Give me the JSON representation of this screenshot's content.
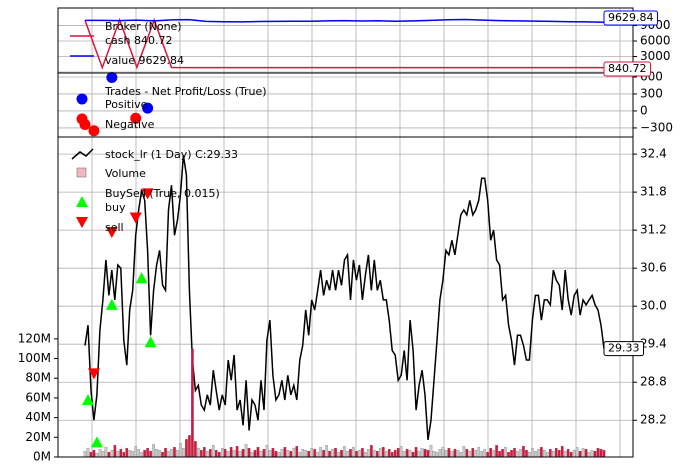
{
  "chart_data": [
    {
      "type": "line",
      "title": "Broker (None)",
      "ylim": [
        -200,
        12400
      ],
      "yticks": [
        0,
        3000,
        6000,
        9000
      ],
      "grid": true,
      "series": [
        {
          "name": "cash 840.72",
          "color": "#dc143c",
          "values": [
            10000,
            850,
            10100,
            900,
            10050,
            860,
            840.72,
            840.72,
            840.72,
            840.72,
            840.72,
            840.72,
            840.72,
            840.72,
            840.72,
            840.72,
            840.72,
            840.72,
            840.72,
            840.72,
            840.72,
            840.72,
            840.72,
            840.72,
            840.72,
            840.72,
            840.72,
            840.72,
            840.72,
            840.72,
            840.72
          ]
        },
        {
          "name": "value 9629.84",
          "color": "#0000ff",
          "values": [
            10000,
            10000,
            9950,
            10050,
            9900,
            10100,
            10150,
            9800,
            9750,
            9700,
            9780,
            9800,
            9850,
            9820,
            9900,
            9950,
            9880,
            9920,
            9850,
            9900,
            10000,
            10120,
            10180,
            10050,
            9950,
            9900,
            9870,
            9800,
            9750,
            9700,
            9629.84
          ]
        }
      ]
    },
    {
      "type": "scatter",
      "title": "Trades - Net Profit/Loss (True)",
      "ylim": [
        -460,
        670
      ],
      "yticks": [
        {
          "value": -300,
          "label": "−300"
        },
        0,
        300,
        600
      ],
      "grid": true,
      "series": [
        {
          "name": "Positive",
          "color": "#0000ff",
          "marker": "o",
          "x": [
            9,
            21
          ],
          "values": [
            590,
            50
          ]
        },
        {
          "name": "Negative",
          "color": "#ff0000",
          "marker": "o",
          "x": [
            0,
            3,
            17
          ],
          "values": [
            -240,
            -350,
            -130
          ]
        }
      ]
    },
    {
      "type": "line",
      "title": "stock_lr (1 Day) C:29.33",
      "signals_title": "BuySell (True, 0.015)",
      "ylim": [
        27.62,
        32.67
      ],
      "yticks": [
        28.2,
        28.8,
        29.4,
        {
          "value": 30,
          "label": "30.0"
        },
        30.6,
        31.2,
        31.8,
        32.4
      ],
      "y2lim": [
        0,
        325
      ],
      "y2ticks": [
        {
          "value": 0,
          "label": "0M"
        },
        {
          "value": 20,
          "label": "20M"
        },
        {
          "value": 40,
          "label": "40M"
        },
        {
          "value": 60,
          "label": "60M"
        },
        {
          "value": 80,
          "label": "80M"
        },
        {
          "value": 100,
          "label": "100M"
        },
        {
          "value": 120,
          "label": "120M"
        }
      ],
      "grid": true,
      "series": [
        {
          "name": "stock_lr (1 Day) C:29.33",
          "type": "line",
          "color": "#000000",
          "values": [
            29.38,
            29.7,
            28.67,
            28.2,
            28.6,
            29.62,
            30.1,
            30.73,
            30.17,
            30.57,
            30.1,
            30.65,
            30.6,
            29.46,
            29.07,
            29.94,
            30.25,
            31.12,
            31.52,
            31.83,
            31.67,
            30.88,
            29.54,
            30.25,
            30.65,
            30.88,
            30.33,
            30.25,
            31.52,
            31.91,
            31.12,
            31.36,
            31.75,
            32.38,
            32.07,
            30.25,
            29.15,
            28.67,
            28.75,
            28.44,
            28.36,
            28.6,
            28.44,
            28.99,
            28.67,
            28.36,
            28.6,
            28.44,
            29.15,
            28.83,
            29.23,
            28.36,
            28.52,
            28.12,
            28.83,
            28.04,
            28.52,
            28.44,
            28.2,
            28.83,
            28.36,
            29.46,
            29.78,
            28.91,
            28.52,
            28.6,
            28.83,
            28.52,
            28.91,
            28.6,
            28.75,
            28.52,
            29.15,
            29.38,
            29.94,
            29.54,
            30.1,
            29.94,
            30.25,
            30.57,
            30.17,
            30.41,
            30.25,
            30.57,
            30.25,
            30.57,
            30.33,
            30.73,
            30.81,
            30.1,
            30.73,
            30.41,
            30.65,
            30.1,
            30.49,
            30.81,
            30.25,
            30.73,
            30.25,
            30.41,
            30.1,
            30.1,
            29.78,
            29.3,
            29.23,
            28.83,
            28.91,
            29.3,
            28.83,
            29.78,
            29.3,
            28.36,
            28.75,
            28.99,
            28.6,
            27.89,
            28.2,
            28.83,
            29.46,
            30.1,
            30.41,
            30.88,
            30.81,
            31.04,
            30.81,
            31.12,
            31.44,
            31.52,
            31.44,
            31.67,
            31.44,
            31.52,
            31.67,
            32.02,
            32.02,
            31.67,
            31.04,
            31.2,
            30.73,
            30.65,
            30.1,
            30.17,
            29.7,
            29.46,
            29.07,
            29.54,
            29.54,
            29.38,
            29.15,
            29.15,
            29.78,
            30.17,
            30.17,
            29.78,
            30.1,
            30.1,
            30.02,
            30.57,
            30.41,
            30.33,
            29.94,
            30.57,
            30.1,
            29.86,
            30.17,
            30.25,
            29.86,
            30.1,
            30.02,
            30.1,
            30.17,
            30.02,
            29.94,
            29.7,
            29.33
          ]
        },
        {
          "name": "Volume",
          "type": "bar",
          "axis": "y2",
          "color": "#dc143c",
          "alt_color": "#c8c8c8",
          "values": [
            6,
            9,
            5,
            7,
            4,
            8,
            6,
            10,
            5,
            7,
            12,
            6,
            8,
            5,
            9,
            7,
            6,
            11,
            8,
            5,
            7,
            9,
            6,
            13,
            8,
            7,
            5,
            9,
            6,
            8,
            10,
            7,
            14,
            9,
            18,
            22,
            110,
            16,
            9,
            7,
            10,
            6,
            8,
            12,
            7,
            5,
            9,
            8,
            6,
            10,
            7,
            11,
            6,
            8,
            13,
            9,
            5,
            7,
            10,
            6,
            8,
            12,
            7,
            9,
            6,
            5,
            8,
            10,
            7,
            6,
            9,
            11,
            5,
            8,
            7,
            6,
            9,
            8,
            5,
            10,
            7,
            12,
            6,
            8,
            9,
            5,
            7,
            11,
            6,
            8,
            10,
            6,
            7,
            9,
            5,
            8,
            12,
            7,
            6,
            9,
            10,
            6,
            8,
            5,
            7,
            9,
            11,
            6,
            8,
            7,
            5,
            10,
            6,
            9,
            8,
            7,
            12,
            6,
            5,
            8,
            10,
            7,
            9,
            6,
            8,
            7,
            5,
            11,
            8,
            6,
            9,
            7,
            10,
            6,
            8,
            5,
            9,
            7,
            12,
            6,
            8,
            10,
            5,
            7,
            9,
            6,
            8,
            11,
            7,
            5,
            9,
            6,
            8,
            10,
            7,
            5,
            8,
            6,
            9,
            7,
            11,
            6,
            8,
            5,
            7,
            10,
            6,
            9,
            8,
            5,
            7,
            6,
            9,
            8,
            7
          ]
        },
        {
          "name": "buy",
          "type": "scatter",
          "marker": "^",
          "color": "#00ff00",
          "x": [
            1,
            4,
            9,
            19,
            22
          ],
          "values": [
            28.52,
            27.85,
            30.02,
            30.44,
            29.43
          ]
        },
        {
          "name": "sell",
          "type": "scatter",
          "marker": "v",
          "color": "#ff0000",
          "x": [
            3,
            9,
            17,
            21
          ],
          "values": [
            28.94,
            31.17,
            31.4,
            31.78
          ]
        }
      ]
    }
  ]
}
══════════
## Directive
Every entry above is to be set down exactly; the pictures are to be left out.

## Solution to the exercise
Give me the JSON representation of this screenshot's content.
{
  "chart_data": [
    {
      "type": "line",
      "title": "Broker (None)",
      "ylim": [
        -200,
        12400
      ],
      "yticks": [
        0,
        3000,
        6000,
        9000
      ],
      "grid": true,
      "series": [
        {
          "name": "cash 840.72",
          "color": "#dc143c",
          "values": [
            10000,
            850,
            10100,
            900,
            10050,
            860,
            840.72,
            840.72,
            840.72,
            840.72,
            840.72,
            840.72,
            840.72,
            840.72,
            840.72,
            840.72,
            840.72,
            840.72,
            840.72,
            840.72,
            840.72,
            840.72,
            840.72,
            840.72,
            840.72,
            840.72,
            840.72,
            840.72,
            840.72,
            840.72,
            840.72
          ]
        },
        {
          "name": "value 9629.84",
          "color": "#0000ff",
          "values": [
            10000,
            10000,
            9950,
            10050,
            9900,
            10100,
            10150,
            9800,
            9750,
            9700,
            9780,
            9800,
            9850,
            9820,
            9900,
            9950,
            9880,
            9920,
            9850,
            9900,
            10000,
            10120,
            10180,
            10050,
            9950,
            9900,
            9870,
            9800,
            9750,
            9700,
            9629.84
          ]
        }
      ]
    },
    {
      "type": "scatter",
      "title": "Trades - Net Profit/Loss (True)",
      "ylim": [
        -460,
        670
      ],
      "yticks": [
        {
          "value": -300,
          "label": "−300"
        },
        0,
        300,
        600
      ],
      "grid": true,
      "series": [
        {
          "name": "Positive",
          "color": "#0000ff",
          "marker": "o",
          "x": [
            9,
            21
          ],
          "values": [
            590,
            50
          ]
        },
        {
          "name": "Negative",
          "color": "#ff0000",
          "marker": "o",
          "x": [
            0,
            3,
            17
          ],
          "values": [
            -240,
            -350,
            -130
          ]
        }
      ]
    },
    {
      "type": "line",
      "title": "stock_lr (1 Day) C:29.33",
      "signals_title": "BuySell (True, 0.015)",
      "ylim": [
        27.62,
        32.67
      ],
      "yticks": [
        28.2,
        28.8,
        29.4,
        {
          "value": 30,
          "label": "30.0"
        },
        30.6,
        31.2,
        31.8,
        32.4
      ],
      "y2lim": [
        0,
        325
      ],
      "y2ticks": [
        {
          "value": 0,
          "label": "0M"
        },
        {
          "value": 20,
          "label": "20M"
        },
        {
          "value": 40,
          "label": "40M"
        },
        {
          "value": 60,
          "label": "60M"
        },
        {
          "value": 80,
          "label": "80M"
        },
        {
          "value": 100,
          "label": "100M"
        },
        {
          "value": 120,
          "label": "120M"
        }
      ],
      "grid": true,
      "series": [
        {
          "name": "stock_lr (1 Day) C:29.33",
          "type": "line",
          "color": "#000000",
          "values": [
            29.38,
            29.7,
            28.67,
            28.2,
            28.6,
            29.62,
            30.1,
            30.73,
            30.17,
            30.57,
            30.1,
            30.65,
            30.6,
            29.46,
            29.07,
            29.94,
            30.25,
            31.12,
            31.52,
            31.83,
            31.67,
            30.88,
            29.54,
            30.25,
            30.65,
            30.88,
            30.33,
            30.25,
            31.52,
            31.91,
            31.12,
            31.36,
            31.75,
            32.38,
            32.07,
            30.25,
            29.15,
            28.67,
            28.75,
            28.44,
            28.36,
            28.6,
            28.44,
            28.99,
            28.67,
            28.36,
            28.6,
            28.44,
            29.15,
            28.83,
            29.23,
            28.36,
            28.52,
            28.12,
            28.83,
            28.04,
            28.52,
            28.44,
            28.2,
            28.83,
            28.36,
            29.46,
            29.78,
            28.91,
            28.52,
            28.6,
            28.83,
            28.52,
            28.91,
            28.6,
            28.75,
            28.52,
            29.15,
            29.38,
            29.94,
            29.54,
            30.1,
            29.94,
            30.25,
            30.57,
            30.17,
            30.41,
            30.25,
            30.57,
            30.25,
            30.57,
            30.33,
            30.73,
            30.81,
            30.1,
            30.73,
            30.41,
            30.65,
            30.1,
            30.49,
            30.81,
            30.25,
            30.73,
            30.25,
            30.41,
            30.1,
            30.1,
            29.78,
            29.3,
            29.23,
            28.83,
            28.91,
            29.3,
            28.83,
            29.78,
            29.3,
            28.36,
            28.75,
            28.99,
            28.6,
            27.89,
            28.2,
            28.83,
            29.46,
            30.1,
            30.41,
            30.88,
            30.81,
            31.04,
            30.81,
            31.12,
            31.44,
            31.52,
            31.44,
            31.67,
            31.44,
            31.52,
            31.67,
            32.02,
            32.02,
            31.67,
            31.04,
            31.2,
            30.73,
            30.65,
            30.1,
            30.17,
            29.7,
            29.46,
            29.07,
            29.54,
            29.54,
            29.38,
            29.15,
            29.15,
            29.78,
            30.17,
            30.17,
            29.78,
            30.1,
            30.1,
            30.02,
            30.57,
            30.41,
            30.33,
            29.94,
            30.57,
            30.1,
            29.86,
            30.17,
            30.25,
            29.86,
            30.1,
            30.02,
            30.1,
            30.17,
            30.02,
            29.94,
            29.7,
            29.33
          ]
        },
        {
          "name": "Volume",
          "type": "bar",
          "axis": "y2",
          "color": "#dc143c",
          "alt_color": "#c8c8c8",
          "values": [
            6,
            9,
            5,
            7,
            4,
            8,
            6,
            10,
            5,
            7,
            12,
            6,
            8,
            5,
            9,
            7,
            6,
            11,
            8,
            5,
            7,
            9,
            6,
            13,
            8,
            7,
            5,
            9,
            6,
            8,
            10,
            7,
            14,
            9,
            18,
            22,
            110,
            16,
            9,
            7,
            10,
            6,
            8,
            12,
            7,
            5,
            9,
            8,
            6,
            10,
            7,
            11,
            6,
            8,
            13,
            9,
            5,
            7,
            10,
            6,
            8,
            12,
            7,
            9,
            6,
            5,
            8,
            10,
            7,
            6,
            9,
            11,
            5,
            8,
            7,
            6,
            9,
            8,
            5,
            10,
            7,
            12,
            6,
            8,
            9,
            5,
            7,
            11,
            6,
            8,
            10,
            6,
            7,
            9,
            5,
            8,
            12,
            7,
            6,
            9,
            10,
            6,
            8,
            5,
            7,
            9,
            11,
            6,
            8,
            7,
            5,
            10,
            6,
            9,
            8,
            7,
            12,
            6,
            5,
            8,
            10,
            7,
            9,
            6,
            8,
            7,
            5,
            11,
            8,
            6,
            9,
            7,
            10,
            6,
            8,
            5,
            9,
            7,
            12,
            6,
            8,
            10,
            5,
            7,
            9,
            6,
            8,
            11,
            7,
            5,
            9,
            6,
            8,
            10,
            7,
            5,
            8,
            6,
            9,
            7,
            11,
            6,
            8,
            5,
            7,
            10,
            6,
            9,
            8,
            5,
            7,
            6,
            9,
            8,
            7
          ]
        },
        {
          "name": "buy",
          "type": "scatter",
          "marker": "^",
          "color": "#00ff00",
          "x": [
            1,
            4,
            9,
            19,
            22
          ],
          "values": [
            28.52,
            27.85,
            30.02,
            30.44,
            29.43
          ]
        },
        {
          "name": "sell",
          "type": "scatter",
          "marker": "v",
          "color": "#ff0000",
          "x": [
            3,
            9,
            17,
            21
          ],
          "values": [
            28.94,
            31.17,
            31.4,
            31.78
          ]
        }
      ]
    }
  ]
}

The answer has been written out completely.